**THE DATA**:

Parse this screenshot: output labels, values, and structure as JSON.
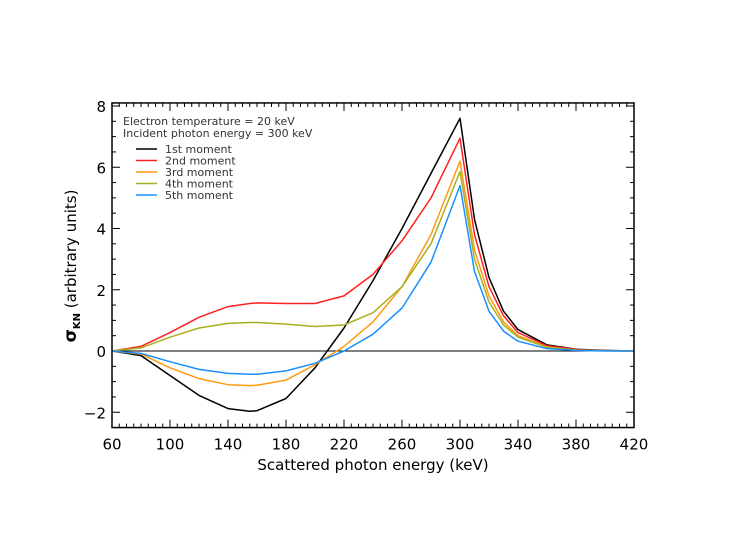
{
  "chart_data": {
    "type": "line",
    "title": "",
    "xlabel": "Scattered photon energy (keV)",
    "ylabel": {
      "symbol": "σ",
      "subscript": "KN",
      "rest": " (arbitrary units)"
    },
    "xlim": [
      60,
      420
    ],
    "ylim": [
      -2.5,
      8.1
    ],
    "xticks": [
      60,
      100,
      140,
      180,
      220,
      260,
      300,
      340,
      380,
      420
    ],
    "yticks": [
      -2,
      0,
      2,
      4,
      6,
      8
    ],
    "ytick_labels": [
      "−2",
      "0",
      "2",
      "4",
      "6",
      "8"
    ],
    "grid": false,
    "zero_line": true,
    "annotations": [
      "Electron temperature = 20 keV",
      "Incident photon energy = 300 keV"
    ],
    "legend_placement": "top-left",
    "x": [
      60,
      80,
      100,
      120,
      140,
      155,
      160,
      180,
      200,
      220,
      240,
      260,
      280,
      300,
      310,
      320,
      330,
      340,
      360,
      380,
      400,
      420
    ],
    "series": [
      {
        "name": "1st moment",
        "color": "#000000",
        "values": [
          0,
          -0.15,
          -0.8,
          -1.45,
          -1.88,
          -1.97,
          -1.95,
          -1.55,
          -0.55,
          0.75,
          2.3,
          4.0,
          5.8,
          7.6,
          4.3,
          2.4,
          1.3,
          0.7,
          0.2,
          0.06,
          0.02,
          0
        ]
      },
      {
        "name": "2nd moment",
        "color": "#ff2020",
        "values": [
          0,
          0.15,
          0.6,
          1.1,
          1.45,
          1.55,
          1.57,
          1.55,
          1.55,
          1.8,
          2.5,
          3.6,
          5.0,
          6.95,
          3.8,
          2.1,
          1.15,
          0.6,
          0.17,
          0.05,
          0.01,
          0
        ]
      },
      {
        "name": "3rd moment",
        "color": "#ff9a10",
        "values": [
          0,
          -0.1,
          -0.55,
          -0.9,
          -1.1,
          -1.13,
          -1.12,
          -0.95,
          -0.45,
          0.15,
          0.95,
          2.1,
          3.8,
          6.2,
          3.3,
          1.8,
          0.95,
          0.5,
          0.13,
          0.03,
          0.01,
          0
        ]
      },
      {
        "name": "4th moment",
        "color": "#a8b020",
        "values": [
          0,
          0.1,
          0.45,
          0.75,
          0.9,
          0.93,
          0.93,
          0.88,
          0.8,
          0.85,
          1.25,
          2.1,
          3.5,
          5.86,
          3.0,
          1.6,
          0.85,
          0.45,
          0.12,
          0.03,
          0.01,
          0
        ]
      },
      {
        "name": "5th moment",
        "color": "#1a90ff",
        "values": [
          0,
          -0.08,
          -0.35,
          -0.6,
          -0.73,
          -0.76,
          -0.76,
          -0.65,
          -0.4,
          0.0,
          0.55,
          1.4,
          2.9,
          5.4,
          2.6,
          1.3,
          0.65,
          0.32,
          0.08,
          0.02,
          0,
          0
        ]
      }
    ]
  }
}
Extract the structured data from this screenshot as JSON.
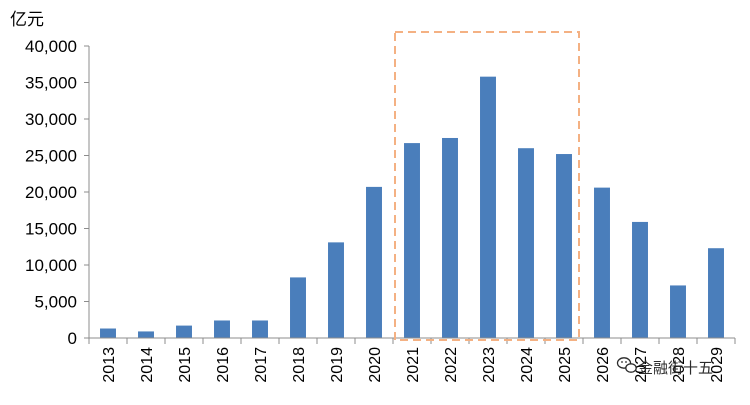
{
  "chart_data": {
    "type": "bar",
    "title": "",
    "ylabel": "亿元",
    "xlabel": "",
    "categories": [
      "2013",
      "2014",
      "2015",
      "2016",
      "2017",
      "2018",
      "2019",
      "2020",
      "2021",
      "2022",
      "2023",
      "2024",
      "2025",
      "2026",
      "2027",
      "2028",
      "2029"
    ],
    "values": [
      1300,
      900,
      1700,
      2400,
      2400,
      8300,
      13100,
      20700,
      26700,
      27400,
      35800,
      26000,
      25200,
      20600,
      15900,
      7200,
      12300
    ],
    "ylim": [
      0,
      40000
    ],
    "yticks": [
      0,
      5000,
      10000,
      15000,
      20000,
      25000,
      30000,
      35000,
      40000
    ],
    "ytick_labels": [
      "0",
      "5,000",
      "10,000",
      "15,000",
      "20,000",
      "25,000",
      "30,000",
      "35,000",
      "40,000"
    ],
    "grid": false,
    "legend": "none",
    "bar_color": "#4a7ebb",
    "highlight": {
      "from": "2021",
      "to": "2025",
      "style": "dashed-box",
      "color": "#f4b183"
    }
  },
  "watermark": {
    "text": "金融街十五",
    "icon": "wechat-icon"
  }
}
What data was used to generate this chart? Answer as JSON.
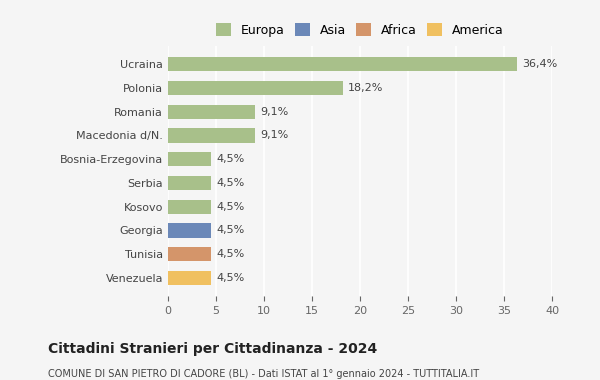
{
  "categories": [
    "Ucraina",
    "Polonia",
    "Romania",
    "Macedonia d/N.",
    "Bosnia-Erzegovina",
    "Serbia",
    "Kosovo",
    "Georgia",
    "Tunisia",
    "Venezuela"
  ],
  "values": [
    36.4,
    18.2,
    9.1,
    9.1,
    4.5,
    4.5,
    4.5,
    4.5,
    4.5,
    4.5
  ],
  "labels": [
    "36,4%",
    "18,2%",
    "9,1%",
    "9,1%",
    "4,5%",
    "4,5%",
    "4,5%",
    "4,5%",
    "4,5%",
    "4,5%"
  ],
  "colors": [
    "#a8c08a",
    "#a8c08a",
    "#a8c08a",
    "#a8c08a",
    "#a8c08a",
    "#a8c08a",
    "#a8c08a",
    "#6b88b8",
    "#d4956a",
    "#f0c060"
  ],
  "legend_labels": [
    "Europa",
    "Asia",
    "Africa",
    "America"
  ],
  "legend_colors": [
    "#a8c08a",
    "#6b88b8",
    "#d4956a",
    "#f0c060"
  ],
  "title": "Cittadini Stranieri per Cittadinanza - 2024",
  "subtitle": "COMUNE DI SAN PIETRO DI CADORE (BL) - Dati ISTAT al 1° gennaio 2024 - TUTTITALIA.IT",
  "xlim": [
    0,
    40
  ],
  "xticks": [
    0,
    5,
    10,
    15,
    20,
    25,
    30,
    35,
    40
  ],
  "bg_color": "#f5f5f5",
  "grid_color": "#ffffff",
  "bar_height": 0.6
}
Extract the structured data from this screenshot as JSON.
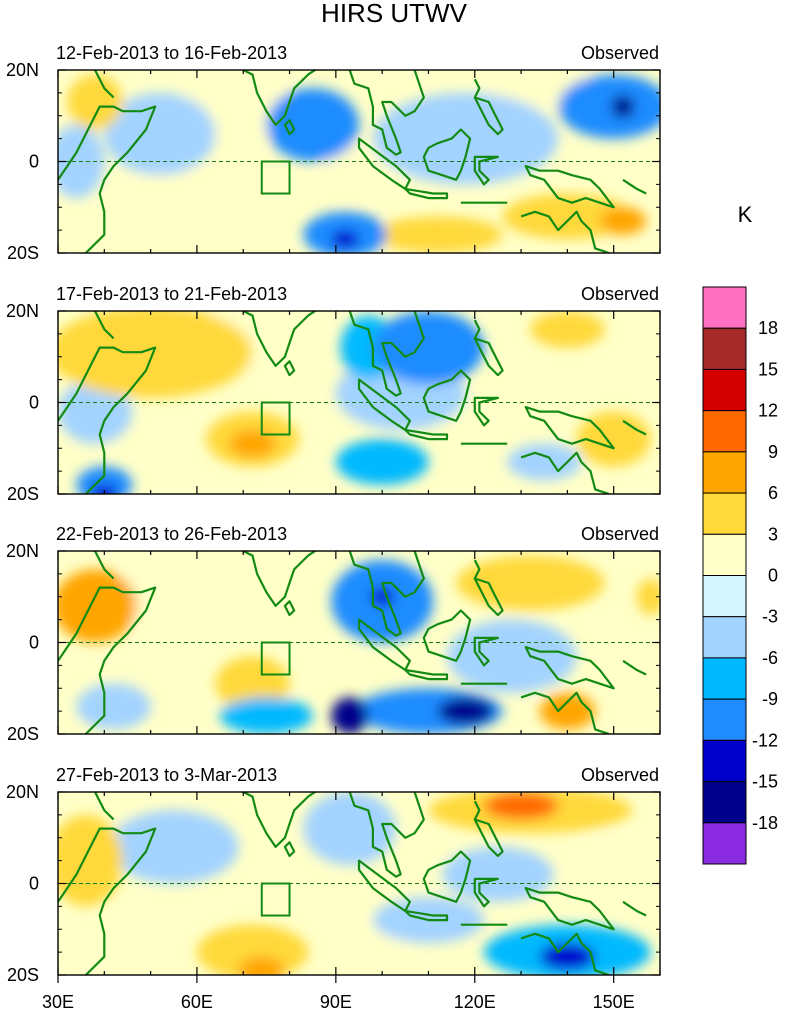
{
  "chart_data": {
    "type": "heatmap",
    "title": "HIRS UTWV",
    "units": "K",
    "xlim": [
      30,
      160
    ],
    "ylim": [
      -20,
      20
    ],
    "x_ticks": [
      {
        "value": 30,
        "label": "30E"
      },
      {
        "value": 60,
        "label": "60E"
      },
      {
        "value": 90,
        "label": "90E"
      },
      {
        "value": 120,
        "label": "120E"
      },
      {
        "value": 150,
        "label": "150E"
      }
    ],
    "y_ticks": [
      {
        "value": 20,
        "label": "20N"
      },
      {
        "value": 0,
        "label": "0"
      },
      {
        "value": -20,
        "label": "20S"
      }
    ],
    "box_region": {
      "lon": [
        74,
        80
      ],
      "lat": [
        -7,
        0
      ]
    },
    "colorbar": {
      "levels": [
        "18",
        "15",
        "12",
        "9",
        "6",
        "3",
        "0",
        "-3",
        "-6",
        "-9",
        "-12",
        "-15",
        "-18"
      ],
      "colors": [
        "#ff70c0",
        "#a52a2a",
        "#d40000",
        "#ff6a00",
        "#ffa500",
        "#ffd93a",
        "#ffffc8",
        "#d3f5ff",
        "#a3d3ff",
        "#00b9ff",
        "#1e8cff",
        "#0000cd",
        "#00008b",
        "#8a2be2"
      ]
    },
    "panels": [
      {
        "period": "12-Feb-2013 to 16-Feb-2013",
        "label": "Observed",
        "blobs": [
          {
            "lon": 63,
            "lat": -7,
            "rlon": 20,
            "rlat": 6,
            "v": 3
          },
          {
            "lon": 140,
            "lat": -12,
            "rlon": 14,
            "rlat": 5,
            "v": 5
          },
          {
            "lon": 152,
            "lat": -13,
            "rlon": 5,
            "rlat": 3,
            "v": 7
          },
          {
            "lon": 112,
            "lat": -16,
            "rlon": 14,
            "rlat": 4,
            "v": 5
          },
          {
            "lon": 95,
            "lat": -2,
            "rlon": 8,
            "rlat": 6,
            "v": 3
          },
          {
            "lon": 68,
            "lat": 12,
            "rlon": 12,
            "rlat": 9,
            "v": 3
          },
          {
            "lon": 38,
            "lat": 13,
            "rlon": 6,
            "rlat": 6,
            "v": 4
          },
          {
            "lon": 85,
            "lat": 8,
            "rlon": 10,
            "rlat": 8,
            "v": -9
          },
          {
            "lon": 150,
            "lat": 12,
            "rlon": 12,
            "rlat": 7,
            "v": -9
          },
          {
            "lon": 152,
            "lat": 12,
            "rlon": 2.5,
            "rlat": 2.5,
            "v": -16
          },
          {
            "lon": 92,
            "lat": -16,
            "rlon": 9,
            "rlat": 5,
            "v": -9
          },
          {
            "lon": 92,
            "lat": -17,
            "rlon": 3,
            "rlat": 2,
            "v": -13
          },
          {
            "lon": 118,
            "lat": 5,
            "rlon": 20,
            "rlat": 10,
            "v": -3
          },
          {
            "lon": 34,
            "lat": 0,
            "rlon": 6,
            "rlat": 8,
            "v": -5
          },
          {
            "lon": 52,
            "lat": 6,
            "rlon": 12,
            "rlat": 9,
            "v": -3
          },
          {
            "lon": 135,
            "lat": 16,
            "rlon": 12,
            "rlat": 5,
            "v": 2
          }
        ]
      },
      {
        "period": "17-Feb-2013 to 21-Feb-2013",
        "label": "Observed",
        "blobs": [
          {
            "lon": 50,
            "lat": 11,
            "rlon": 22,
            "rlat": 10,
            "v": 5
          },
          {
            "lon": 72,
            "lat": 14,
            "rlon": 14,
            "rlat": 7,
            "v": 3
          },
          {
            "lon": 72,
            "lat": -8,
            "rlon": 10,
            "rlat": 6,
            "v": 5
          },
          {
            "lon": 72,
            "lat": -9,
            "rlon": 5,
            "rlat": 3,
            "v": 8
          },
          {
            "lon": 150,
            "lat": -8,
            "rlon": 8,
            "rlat": 6,
            "v": 5
          },
          {
            "lon": 140,
            "lat": 16,
            "rlon": 8,
            "rlat": 4,
            "v": 4
          },
          {
            "lon": 110,
            "lat": 12,
            "rlon": 12,
            "rlat": 8,
            "v": -9
          },
          {
            "lon": 97,
            "lat": 12,
            "rlon": 6,
            "rlat": 7,
            "v": -8
          },
          {
            "lon": 104,
            "lat": 2,
            "rlon": 14,
            "rlat": 8,
            "v": -4
          },
          {
            "lon": 40,
            "lat": -18,
            "rlon": 6,
            "rlat": 4,
            "v": -9
          },
          {
            "lon": 40,
            "lat": -20,
            "rlon": 3,
            "rlat": 2,
            "v": -13
          },
          {
            "lon": 100,
            "lat": -13,
            "rlon": 10,
            "rlat": 5,
            "v": -7
          },
          {
            "lon": 135,
            "lat": -13,
            "rlon": 8,
            "rlat": 4,
            "v": -5
          },
          {
            "lon": 38,
            "lat": -2,
            "rlon": 8,
            "rlat": 7,
            "v": -3
          }
        ]
      },
      {
        "period": "22-Feb-2013 to 26-Feb-2013",
        "label": "Observed",
        "blobs": [
          {
            "lon": 38,
            "lat": 8,
            "rlon": 9,
            "rlat": 8,
            "v": 7
          },
          {
            "lon": 58,
            "lat": 10,
            "rlon": 16,
            "rlat": 9,
            "v": 3
          },
          {
            "lon": 132,
            "lat": 13,
            "rlon": 16,
            "rlat": 6,
            "v": 5
          },
          {
            "lon": 158,
            "lat": 10,
            "rlon": 3,
            "rlat": 4,
            "v": 6
          },
          {
            "lon": 72,
            "lat": -9,
            "rlon": 8,
            "rlat": 6,
            "v": 6
          },
          {
            "lon": 140,
            "lat": -15,
            "rlon": 6,
            "rlat": 4,
            "v": 8
          },
          {
            "lon": 100,
            "lat": 9,
            "rlon": 11,
            "rlat": 9,
            "v": -9
          },
          {
            "lon": 100,
            "lat": 10,
            "rlon": 2.5,
            "rlat": 2,
            "v": -13
          },
          {
            "lon": 110,
            "lat": -15,
            "rlon": 16,
            "rlat": 5,
            "v": -9
          },
          {
            "lon": 118,
            "lat": -15,
            "rlon": 6,
            "rlat": 3,
            "v": -15
          },
          {
            "lon": 93,
            "lat": -16,
            "rlon": 4,
            "rlat": 4,
            "v": -16
          },
          {
            "lon": 75,
            "lat": -16,
            "rlon": 10,
            "rlat": 4,
            "v": -6
          },
          {
            "lon": 128,
            "lat": -3,
            "rlon": 14,
            "rlat": 8,
            "v": -3
          },
          {
            "lon": 42,
            "lat": -14,
            "rlon": 8,
            "rlat": 5,
            "v": -3
          }
        ]
      },
      {
        "period": "27-Feb-2013 to 3-Mar-2013",
        "label": "Observed",
        "blobs": [
          {
            "lon": 132,
            "lat": 16,
            "rlon": 22,
            "rlat": 5,
            "v": 6
          },
          {
            "lon": 130,
            "lat": 17,
            "rlon": 8,
            "rlat": 3,
            "v": 10
          },
          {
            "lon": 72,
            "lat": -15,
            "rlon": 12,
            "rlat": 6,
            "v": 5
          },
          {
            "lon": 74,
            "lat": -19,
            "rlon": 5,
            "rlat": 3,
            "v": 8
          },
          {
            "lon": 36,
            "lat": 5,
            "rlon": 8,
            "rlat": 10,
            "v": 4
          },
          {
            "lon": 98,
            "lat": -12,
            "rlon": 8,
            "rlat": 5,
            "v": 3
          },
          {
            "lon": 140,
            "lat": -15,
            "rlon": 18,
            "rlat": 6,
            "v": -8
          },
          {
            "lon": 140,
            "lat": -16,
            "rlon": 6,
            "rlat": 3,
            "v": -12
          },
          {
            "lon": 110,
            "lat": -8,
            "rlon": 12,
            "rlat": 5,
            "v": -5
          },
          {
            "lon": 93,
            "lat": 12,
            "rlon": 10,
            "rlat": 8,
            "v": -5
          },
          {
            "lon": 125,
            "lat": 2,
            "rlon": 12,
            "rlat": 6,
            "v": -3
          },
          {
            "lon": 55,
            "lat": 8,
            "rlon": 14,
            "rlat": 8,
            "v": -3
          },
          {
            "lon": 150,
            "lat": 5,
            "rlon": 8,
            "rlat": 6,
            "v": 2
          }
        ]
      }
    ]
  }
}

**TASK DIRECTIONS**: Copy all lines from the material that contain "period".

**EXPECTED OUTPUT**:
        "period": "12-Feb-2013 to 16-Feb-2013",
        "period": "17-Feb-2013 to 21-Feb-2013",
        "period": "22-Feb-2013 to 26-Feb-2013",
        "period": "27-Feb-2013 to 3-Mar-2013",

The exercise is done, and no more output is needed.